In order to retrieve data for one contract, I implemented an iterator which would find the appropriate section of the OBT for the particular contract. Another handy piece of data the connection struct maintained is the entire timestamp column for the main table. Clearly, this isn’t scalable for really big datasets and for the real implementation I’ll have to read this in on an instrument basis at the time of a query. But for this data, this seemed the sensible implementation. Two binary searches are performed on the appropriate, indexed subset of this big array to determine exactly which records will need to be read to satisfy the iterator’s query. Thus, the iterator is primed with the exact location of the data it will require on initialization. Then, buffered reads are performed by the iterator as data is requested from it.
My only critical use-case is to retrieve a time-ordered stream of OHLCVs (in this case) across potentially many contracts. This one query meets my needs both for back-testing purposes as well as statistical calculations. But it requires an efficient merge operation across a potentially large set of these iterators. To accomplish this, I’ve got a composite iterator which uses a red-black tree to keep all of the contained iterators sorted in the order of their Next() OHLCV. Thus, the composite iterator will always return the oldest OHLCV amongst all of its contained iterators.
That’s pretty much it. Apart from the cached timestamp column, this should all scale well to datasets the size of a day’s worth of tick data for the US equity markets with a few foreign markets and maybe some futures thrown in as well. Options data is a worse case than the one I’m envisioning, but I imagine a similar approach would still work, though perhaps you may have to distribute a day’s data across multiple files.
+ + + + +
▶ Required task
Decide whether each statement agrees with the text on contract iterators. Answer yes or no for each, and quote the words of the text that decide it.
1. The iterator works out which records to read by performing two binary searches.
2. The composite iterator keeps its contained iterators sorted by means of a hash table.
3. Options data is called an easier case than the one the writer has in mind.

▶ Data provided
+ + + + +
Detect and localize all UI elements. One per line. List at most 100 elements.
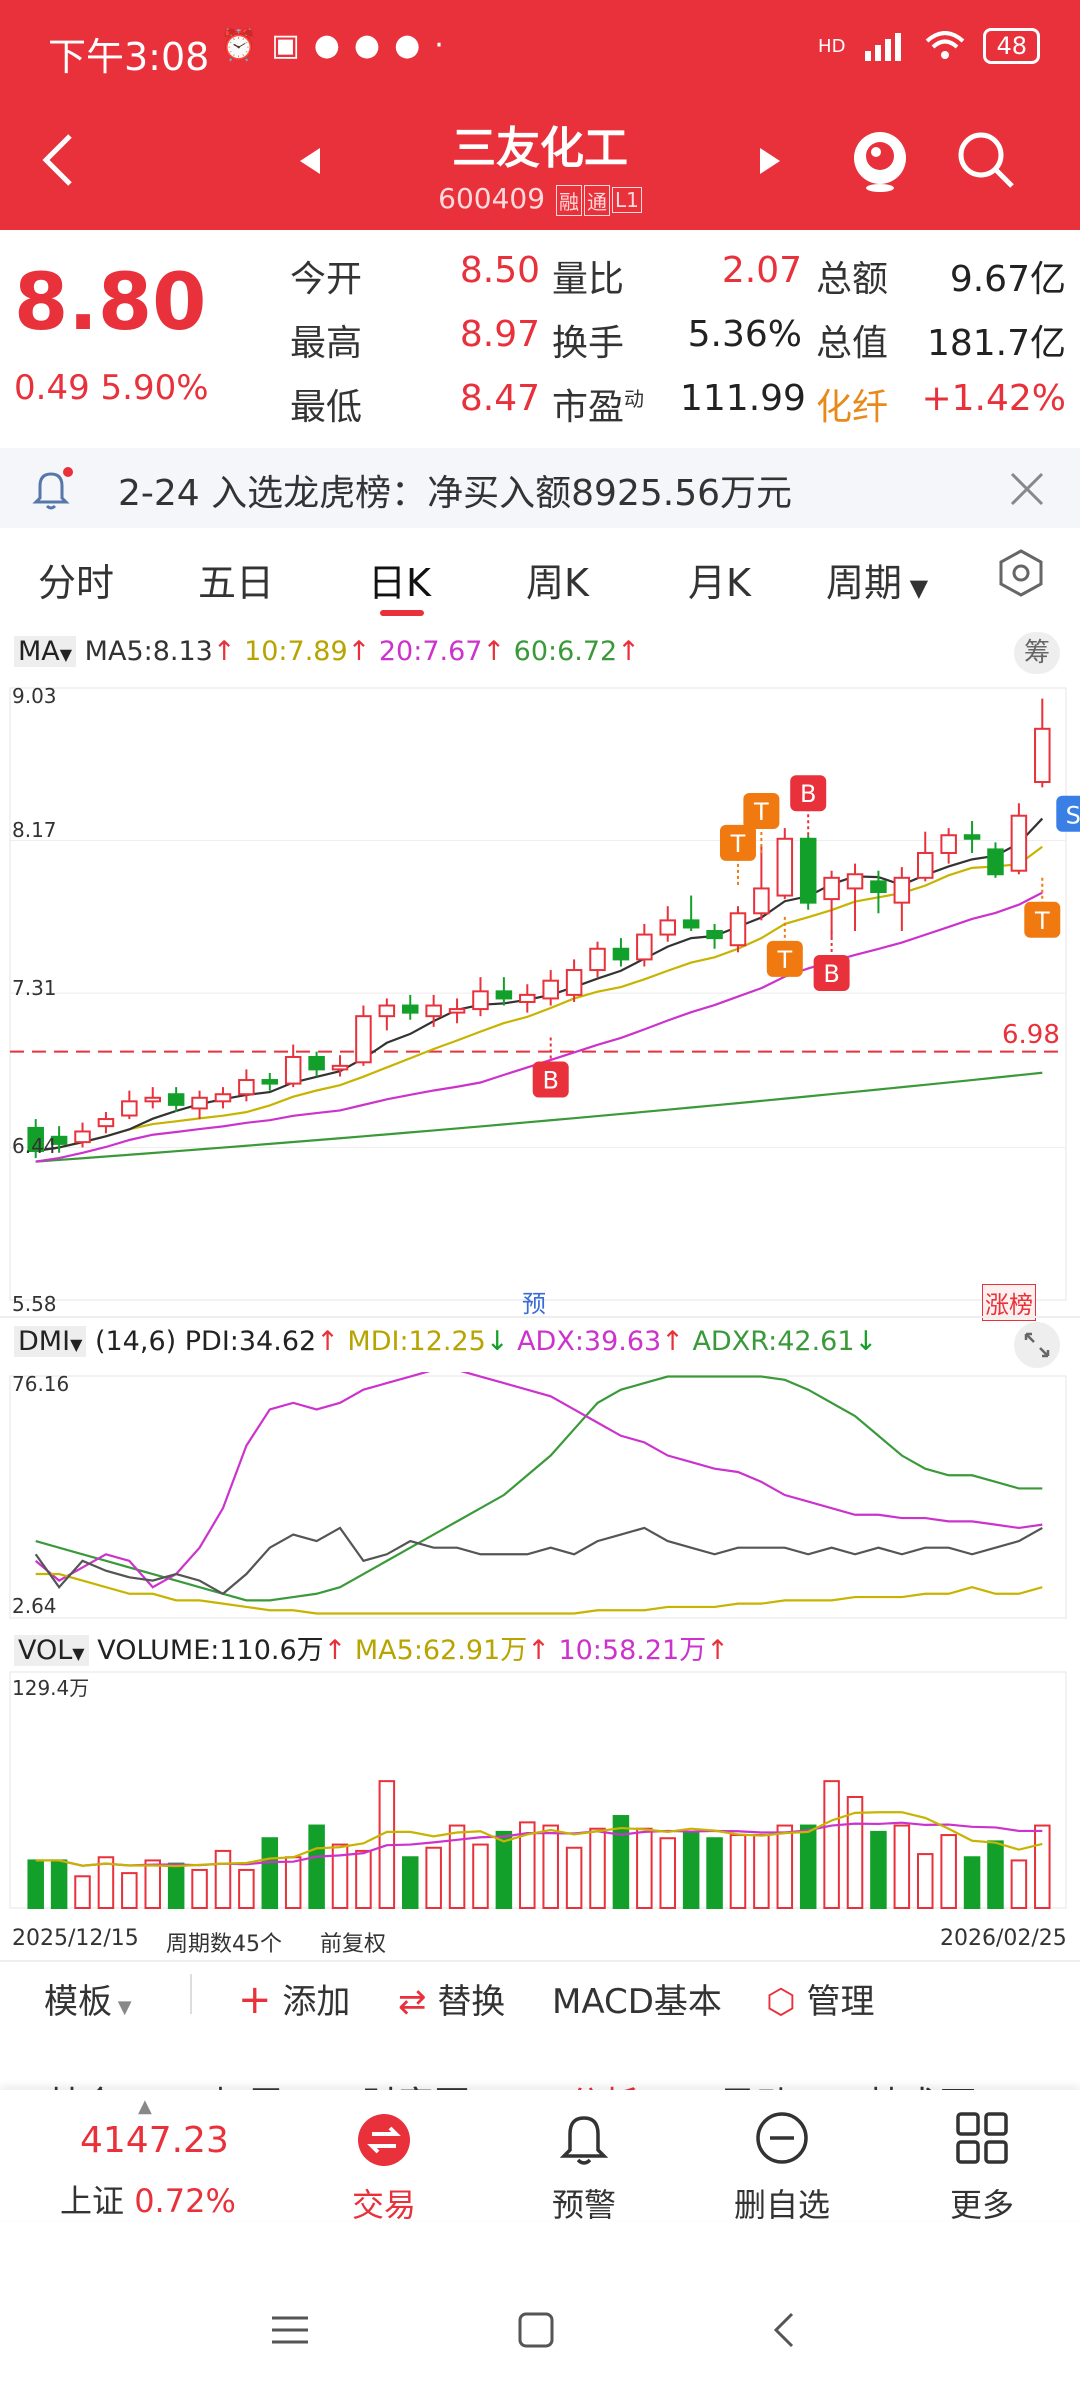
+ + + + +
▶ Solution to this exercise
1. Yes: "Two binary searches are performed on the appropriate, indexed subset of this big array to determine exactly which records will need to be read to satisfy the iterator’s query."
2. No: "I’ve got a composite iterator which uses a red-black tree to keep all of the contained iterators sorted in the order of their Next() OHLCV."
3. No: "Options data is a worse case than the one I’m envisioning"